# [BRIEF]
Count the lines below that contain the word "amount". Give only the number.

[start THE INPUT]

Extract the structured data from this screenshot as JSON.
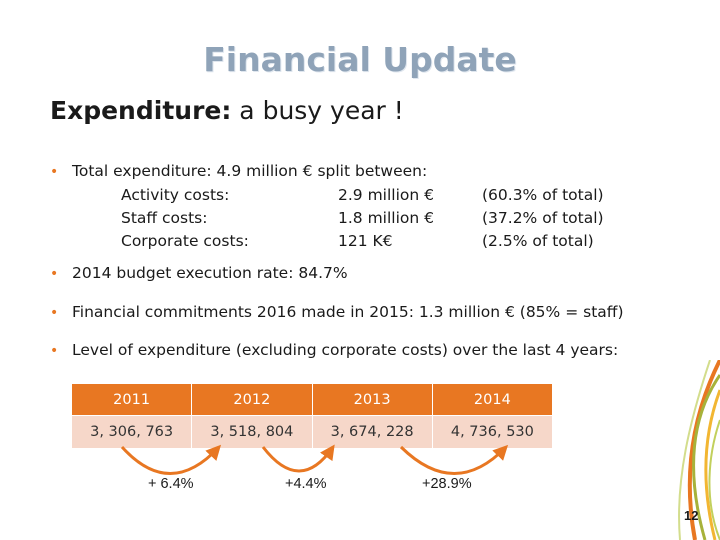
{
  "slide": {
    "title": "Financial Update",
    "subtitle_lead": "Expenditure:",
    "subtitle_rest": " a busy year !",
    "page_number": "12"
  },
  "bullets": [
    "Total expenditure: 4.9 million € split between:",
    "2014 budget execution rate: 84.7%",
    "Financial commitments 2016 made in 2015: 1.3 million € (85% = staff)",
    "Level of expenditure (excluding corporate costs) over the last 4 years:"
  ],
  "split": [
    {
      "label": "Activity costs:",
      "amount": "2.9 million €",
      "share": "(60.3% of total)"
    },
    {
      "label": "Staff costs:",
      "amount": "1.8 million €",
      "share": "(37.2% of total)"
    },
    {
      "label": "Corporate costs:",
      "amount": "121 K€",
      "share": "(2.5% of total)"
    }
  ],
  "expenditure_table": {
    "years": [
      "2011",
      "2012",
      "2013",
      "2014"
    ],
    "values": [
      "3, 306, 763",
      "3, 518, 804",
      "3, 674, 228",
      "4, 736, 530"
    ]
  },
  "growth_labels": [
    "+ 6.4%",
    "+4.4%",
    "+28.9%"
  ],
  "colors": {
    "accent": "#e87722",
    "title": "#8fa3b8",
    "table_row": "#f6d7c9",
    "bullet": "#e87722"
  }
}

[end THE INPUT]
[start THE INPUT]

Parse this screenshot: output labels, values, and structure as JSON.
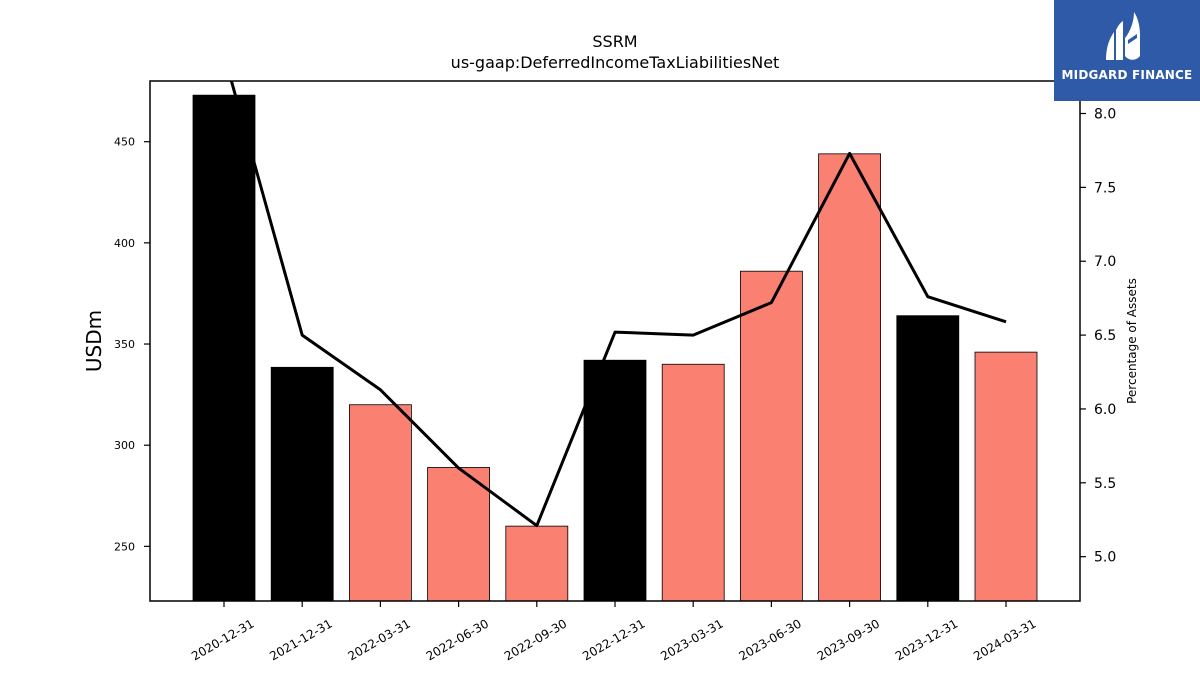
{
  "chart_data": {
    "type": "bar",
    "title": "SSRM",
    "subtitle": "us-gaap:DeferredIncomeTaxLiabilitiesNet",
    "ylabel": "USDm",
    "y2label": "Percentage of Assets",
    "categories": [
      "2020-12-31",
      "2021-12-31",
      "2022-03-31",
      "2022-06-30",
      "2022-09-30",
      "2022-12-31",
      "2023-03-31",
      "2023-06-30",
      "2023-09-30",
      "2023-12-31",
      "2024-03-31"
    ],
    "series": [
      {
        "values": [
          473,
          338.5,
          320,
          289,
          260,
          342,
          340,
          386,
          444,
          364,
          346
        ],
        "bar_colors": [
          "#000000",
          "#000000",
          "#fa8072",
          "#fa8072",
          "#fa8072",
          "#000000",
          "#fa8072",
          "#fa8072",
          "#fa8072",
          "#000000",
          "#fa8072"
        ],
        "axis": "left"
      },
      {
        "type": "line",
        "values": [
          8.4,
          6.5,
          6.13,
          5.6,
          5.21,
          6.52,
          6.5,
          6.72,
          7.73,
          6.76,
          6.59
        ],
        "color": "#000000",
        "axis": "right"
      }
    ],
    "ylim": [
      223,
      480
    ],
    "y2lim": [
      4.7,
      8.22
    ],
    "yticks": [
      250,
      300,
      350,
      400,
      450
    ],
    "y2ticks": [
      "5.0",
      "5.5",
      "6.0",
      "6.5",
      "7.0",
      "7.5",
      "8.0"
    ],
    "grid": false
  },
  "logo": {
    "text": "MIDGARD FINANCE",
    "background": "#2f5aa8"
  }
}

[end THE INPUT]

# [WRITTEN ANSWER]
3